Copy out the passage on Kaká's 2007 and 2008 achievements with Milan word for word, in full.

PAGE EXCERPT:
-----

Kaká won the Champions League title when Milan defeated Liverpool 2–1 on 23 May 2007, avenging the previous loss on penalties two years before. Though he went scoreless, he won a free kick that led to the first of Filippo Inzaghi's two goals, and provided the assist for the second. On 30 August, Kaká was named by UEFA as both the top forward of the 2006–07 Champions League season and UEFA Club Footballer of the Year, as well as being named as part of the UEFA Team of the Year for the second time. He once again finished as the second-best assist-provider of the Champions League, providing five, and was voted the 2007 IFFHS World's Best Playmaker.

Milan began its 2007–08 season by winning the UEFA Super Cup on 31 August, defeating Sevilla 3–1, with Kaká scoring the third goal. Kaká had made a dribbling run into Sevilla's area, winning a penalty, which he then proceeded to take. Although it was saved by goalkeeper Andrés Palop, Kaká scored on the rebound with a header. Kaká had previously hit the post in the first half. He played his 200th career match with Milan in a 1–1 home draw with Catania on 30 September, scoring from a penalty, and on 5 October, he was named the 2006–07 FIFPro World Player of the Year, and was elected as part of the FIFPro World XI for the second time in his career. On 2 December 2007, Kaká became the eighth Milan player to win the Ballon d'Or, as he finished with a decisive 444 votes, well ahead of Cristiano Ronaldo and Lionel Messi. He signed a contract extension through 2013 with Milan on 29 February 2008.

-----

DATA SUPPLIED:

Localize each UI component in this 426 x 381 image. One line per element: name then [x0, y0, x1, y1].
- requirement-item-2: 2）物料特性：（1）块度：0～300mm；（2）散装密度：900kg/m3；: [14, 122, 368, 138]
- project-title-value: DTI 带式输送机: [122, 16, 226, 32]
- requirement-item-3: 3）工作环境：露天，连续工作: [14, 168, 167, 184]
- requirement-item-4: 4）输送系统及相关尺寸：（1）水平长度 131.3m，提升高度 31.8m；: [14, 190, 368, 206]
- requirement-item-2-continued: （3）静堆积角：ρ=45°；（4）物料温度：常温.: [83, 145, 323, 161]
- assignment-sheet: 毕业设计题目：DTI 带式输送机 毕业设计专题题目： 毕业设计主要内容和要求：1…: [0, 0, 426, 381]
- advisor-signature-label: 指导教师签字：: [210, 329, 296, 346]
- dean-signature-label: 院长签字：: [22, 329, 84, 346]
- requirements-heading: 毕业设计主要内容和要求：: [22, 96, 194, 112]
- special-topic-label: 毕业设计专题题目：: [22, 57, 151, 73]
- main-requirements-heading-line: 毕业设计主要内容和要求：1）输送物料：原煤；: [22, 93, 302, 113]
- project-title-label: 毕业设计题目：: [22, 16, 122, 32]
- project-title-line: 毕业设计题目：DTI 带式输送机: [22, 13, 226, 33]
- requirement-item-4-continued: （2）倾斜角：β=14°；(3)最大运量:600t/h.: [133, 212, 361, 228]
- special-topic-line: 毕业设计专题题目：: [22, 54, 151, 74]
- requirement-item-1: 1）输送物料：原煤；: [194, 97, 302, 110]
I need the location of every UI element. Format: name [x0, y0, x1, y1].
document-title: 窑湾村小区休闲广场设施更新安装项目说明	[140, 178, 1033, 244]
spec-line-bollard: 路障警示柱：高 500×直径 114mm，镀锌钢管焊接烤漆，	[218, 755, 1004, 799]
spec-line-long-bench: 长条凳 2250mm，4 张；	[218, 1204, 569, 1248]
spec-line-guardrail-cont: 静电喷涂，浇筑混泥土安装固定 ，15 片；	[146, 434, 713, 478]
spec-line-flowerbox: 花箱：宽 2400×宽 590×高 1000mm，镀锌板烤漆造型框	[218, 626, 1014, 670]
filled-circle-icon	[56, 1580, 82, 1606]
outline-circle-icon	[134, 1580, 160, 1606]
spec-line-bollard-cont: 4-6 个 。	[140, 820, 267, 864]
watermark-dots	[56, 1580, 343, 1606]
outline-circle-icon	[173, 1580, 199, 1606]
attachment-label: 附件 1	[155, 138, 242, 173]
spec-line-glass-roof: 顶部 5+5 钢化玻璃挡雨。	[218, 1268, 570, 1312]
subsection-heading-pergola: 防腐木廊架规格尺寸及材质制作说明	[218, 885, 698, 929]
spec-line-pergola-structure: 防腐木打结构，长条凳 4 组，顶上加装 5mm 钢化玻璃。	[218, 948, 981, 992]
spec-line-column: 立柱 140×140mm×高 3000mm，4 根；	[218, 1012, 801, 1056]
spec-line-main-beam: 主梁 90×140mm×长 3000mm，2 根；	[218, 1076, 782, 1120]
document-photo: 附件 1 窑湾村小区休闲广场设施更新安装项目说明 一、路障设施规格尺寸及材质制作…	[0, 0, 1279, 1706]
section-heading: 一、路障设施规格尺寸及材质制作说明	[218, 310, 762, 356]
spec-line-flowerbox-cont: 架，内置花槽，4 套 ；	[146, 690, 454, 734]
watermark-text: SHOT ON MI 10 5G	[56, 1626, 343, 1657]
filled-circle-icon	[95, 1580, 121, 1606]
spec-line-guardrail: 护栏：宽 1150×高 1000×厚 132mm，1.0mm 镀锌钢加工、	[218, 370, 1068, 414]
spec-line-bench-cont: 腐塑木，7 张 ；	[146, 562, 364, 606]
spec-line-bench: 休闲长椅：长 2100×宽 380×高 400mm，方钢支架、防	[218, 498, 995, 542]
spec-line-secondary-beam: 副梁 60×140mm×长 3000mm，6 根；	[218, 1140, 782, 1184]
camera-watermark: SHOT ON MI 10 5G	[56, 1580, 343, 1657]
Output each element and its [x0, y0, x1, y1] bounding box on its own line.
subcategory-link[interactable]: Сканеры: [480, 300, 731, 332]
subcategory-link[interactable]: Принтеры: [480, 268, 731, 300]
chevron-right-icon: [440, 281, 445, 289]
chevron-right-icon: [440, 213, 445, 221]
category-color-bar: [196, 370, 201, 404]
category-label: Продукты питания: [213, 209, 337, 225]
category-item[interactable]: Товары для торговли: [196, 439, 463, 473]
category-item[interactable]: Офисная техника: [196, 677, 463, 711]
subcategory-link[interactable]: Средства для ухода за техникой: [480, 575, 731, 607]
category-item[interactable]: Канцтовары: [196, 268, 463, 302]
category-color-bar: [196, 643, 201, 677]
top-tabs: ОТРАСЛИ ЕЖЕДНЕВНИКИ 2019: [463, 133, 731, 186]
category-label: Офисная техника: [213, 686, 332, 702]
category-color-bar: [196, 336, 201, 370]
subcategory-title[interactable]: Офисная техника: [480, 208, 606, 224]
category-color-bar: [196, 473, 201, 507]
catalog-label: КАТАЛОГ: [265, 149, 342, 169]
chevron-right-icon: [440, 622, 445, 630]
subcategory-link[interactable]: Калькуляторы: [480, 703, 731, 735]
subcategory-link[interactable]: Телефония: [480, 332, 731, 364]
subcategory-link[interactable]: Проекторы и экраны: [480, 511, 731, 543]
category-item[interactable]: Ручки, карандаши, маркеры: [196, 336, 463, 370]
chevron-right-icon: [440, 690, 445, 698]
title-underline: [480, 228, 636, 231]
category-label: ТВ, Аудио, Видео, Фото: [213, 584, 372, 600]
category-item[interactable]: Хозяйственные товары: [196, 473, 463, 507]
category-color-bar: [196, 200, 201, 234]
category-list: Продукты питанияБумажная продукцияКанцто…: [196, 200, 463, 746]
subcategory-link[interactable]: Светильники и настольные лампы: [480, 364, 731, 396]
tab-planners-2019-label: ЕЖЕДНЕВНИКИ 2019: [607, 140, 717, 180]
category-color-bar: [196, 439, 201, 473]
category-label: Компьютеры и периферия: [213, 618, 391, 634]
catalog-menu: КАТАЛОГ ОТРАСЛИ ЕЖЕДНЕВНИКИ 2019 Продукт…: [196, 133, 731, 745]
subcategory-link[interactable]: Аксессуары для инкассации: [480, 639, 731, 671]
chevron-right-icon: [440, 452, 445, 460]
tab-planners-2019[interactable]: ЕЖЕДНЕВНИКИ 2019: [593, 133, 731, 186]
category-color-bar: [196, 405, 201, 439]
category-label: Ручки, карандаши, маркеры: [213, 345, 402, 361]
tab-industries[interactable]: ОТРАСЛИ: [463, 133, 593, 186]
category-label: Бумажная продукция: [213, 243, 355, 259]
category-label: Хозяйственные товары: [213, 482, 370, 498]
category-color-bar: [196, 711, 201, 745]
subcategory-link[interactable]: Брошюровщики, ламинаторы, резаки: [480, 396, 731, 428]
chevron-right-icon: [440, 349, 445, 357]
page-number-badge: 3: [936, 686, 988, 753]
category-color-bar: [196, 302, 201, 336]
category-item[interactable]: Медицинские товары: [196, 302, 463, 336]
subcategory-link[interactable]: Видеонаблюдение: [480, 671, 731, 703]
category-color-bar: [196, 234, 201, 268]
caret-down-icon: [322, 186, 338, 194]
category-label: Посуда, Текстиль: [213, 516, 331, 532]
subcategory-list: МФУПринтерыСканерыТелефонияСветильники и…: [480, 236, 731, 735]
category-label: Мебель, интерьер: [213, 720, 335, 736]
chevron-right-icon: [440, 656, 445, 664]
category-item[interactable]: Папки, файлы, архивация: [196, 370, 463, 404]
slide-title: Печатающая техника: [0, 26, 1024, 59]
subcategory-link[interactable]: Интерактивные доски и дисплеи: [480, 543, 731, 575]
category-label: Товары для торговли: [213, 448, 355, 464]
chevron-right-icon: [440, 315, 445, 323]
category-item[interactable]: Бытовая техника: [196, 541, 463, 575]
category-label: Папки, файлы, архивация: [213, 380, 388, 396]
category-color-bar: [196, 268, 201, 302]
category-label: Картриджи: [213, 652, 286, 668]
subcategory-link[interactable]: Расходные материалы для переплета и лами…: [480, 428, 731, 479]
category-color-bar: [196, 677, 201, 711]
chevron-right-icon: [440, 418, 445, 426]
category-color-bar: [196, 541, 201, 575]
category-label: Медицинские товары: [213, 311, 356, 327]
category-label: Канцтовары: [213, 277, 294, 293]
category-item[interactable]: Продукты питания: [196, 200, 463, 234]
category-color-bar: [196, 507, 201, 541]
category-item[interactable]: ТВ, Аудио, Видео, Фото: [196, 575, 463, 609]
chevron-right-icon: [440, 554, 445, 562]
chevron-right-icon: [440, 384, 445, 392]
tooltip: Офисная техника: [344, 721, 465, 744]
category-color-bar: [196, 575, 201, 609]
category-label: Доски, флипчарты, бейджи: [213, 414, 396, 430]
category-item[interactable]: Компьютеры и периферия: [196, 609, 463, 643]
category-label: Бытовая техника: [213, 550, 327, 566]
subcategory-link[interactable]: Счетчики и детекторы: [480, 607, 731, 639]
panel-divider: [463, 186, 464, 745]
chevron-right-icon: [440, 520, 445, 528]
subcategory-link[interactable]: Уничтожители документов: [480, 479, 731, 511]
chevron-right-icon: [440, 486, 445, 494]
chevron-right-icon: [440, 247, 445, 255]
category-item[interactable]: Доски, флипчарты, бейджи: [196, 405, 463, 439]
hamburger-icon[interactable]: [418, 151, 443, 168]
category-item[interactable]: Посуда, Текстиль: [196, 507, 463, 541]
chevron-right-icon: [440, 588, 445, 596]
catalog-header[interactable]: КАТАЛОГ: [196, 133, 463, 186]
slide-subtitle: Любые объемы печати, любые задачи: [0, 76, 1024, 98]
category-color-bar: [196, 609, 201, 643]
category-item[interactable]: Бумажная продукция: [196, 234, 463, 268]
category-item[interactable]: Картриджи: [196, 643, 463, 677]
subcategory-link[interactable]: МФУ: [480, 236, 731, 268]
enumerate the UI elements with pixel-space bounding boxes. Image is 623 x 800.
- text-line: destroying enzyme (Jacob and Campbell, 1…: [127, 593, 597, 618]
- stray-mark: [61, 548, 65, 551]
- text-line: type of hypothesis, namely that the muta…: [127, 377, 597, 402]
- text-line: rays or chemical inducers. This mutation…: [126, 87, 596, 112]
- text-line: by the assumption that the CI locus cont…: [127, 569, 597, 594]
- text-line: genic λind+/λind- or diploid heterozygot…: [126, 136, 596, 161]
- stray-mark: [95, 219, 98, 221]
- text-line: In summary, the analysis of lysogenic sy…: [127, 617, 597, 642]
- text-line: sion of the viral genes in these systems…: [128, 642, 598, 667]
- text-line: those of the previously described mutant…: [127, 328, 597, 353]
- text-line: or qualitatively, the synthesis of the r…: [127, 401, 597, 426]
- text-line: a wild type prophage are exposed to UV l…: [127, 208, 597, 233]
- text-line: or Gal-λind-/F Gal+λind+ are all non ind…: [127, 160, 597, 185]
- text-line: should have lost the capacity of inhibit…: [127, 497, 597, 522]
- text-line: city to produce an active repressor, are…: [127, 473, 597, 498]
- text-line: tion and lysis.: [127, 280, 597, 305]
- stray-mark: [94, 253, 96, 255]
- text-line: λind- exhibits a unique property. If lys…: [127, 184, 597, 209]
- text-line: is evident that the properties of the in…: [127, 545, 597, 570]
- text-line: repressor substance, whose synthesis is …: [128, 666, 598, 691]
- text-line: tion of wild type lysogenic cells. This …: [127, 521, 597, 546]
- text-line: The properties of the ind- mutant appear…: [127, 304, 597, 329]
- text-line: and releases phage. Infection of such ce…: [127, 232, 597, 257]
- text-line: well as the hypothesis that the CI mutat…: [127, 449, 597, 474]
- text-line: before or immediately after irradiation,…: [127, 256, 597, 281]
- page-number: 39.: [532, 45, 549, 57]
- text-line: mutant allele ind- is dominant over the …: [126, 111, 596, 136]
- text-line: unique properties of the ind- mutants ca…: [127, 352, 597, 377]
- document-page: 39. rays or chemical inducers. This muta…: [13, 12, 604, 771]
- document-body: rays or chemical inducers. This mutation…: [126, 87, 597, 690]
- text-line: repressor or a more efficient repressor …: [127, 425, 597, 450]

-----

EXERCISE OUTPUT:
Kaká won the Champions League title when Milan defeated Liverpool 2–1 on 23 May 2007, avenging the previous loss on penalties two years before. Though he went scoreless, he won a free kick that led to the first of Filippo Inzaghi's two goals, and provided the assist for the second. On 30 August, Kaká was named by UEFA as both the top forward of the 2006–07 Champions League season and UEFA Club Footballer of the Year, as well as being named as part of the UEFA Team of the Year for the second time. He once again finished as the second-best assist-provider of the Champions League, providing five, and was voted the 2007 IFFHS World's Best Playmaker.

Milan began its 2007–08 season by winning the UEFA Super Cup on 31 August, defeating Sevilla 3–1, with Kaká scoring the third goal. Kaká had made a dribbling run into Sevilla's area, winning a penalty, which he then proceeded to take. Although it was saved by goalkeeper Andrés Palop, Kaká scored on the rebound with a header. Kaká had previously hit the post in the first half. He played his 200th career match with Milan in a 1–1 home draw with Catania on 30 September, scoring from a penalty, and on 5 October, he was named the 2006–07 FIFPro World Player of the Year, and was elected as part of the FIFPro World XI for the second time in his career. On 2 December 2007, Kaká became the eighth Milan player to win the Ballon d'Or, as he finished with a decisive 444 votes, well ahead of Cristiano Ronaldo and Lionel Messi. He signed a contract extension through 2013 with Milan on 29 February 2008.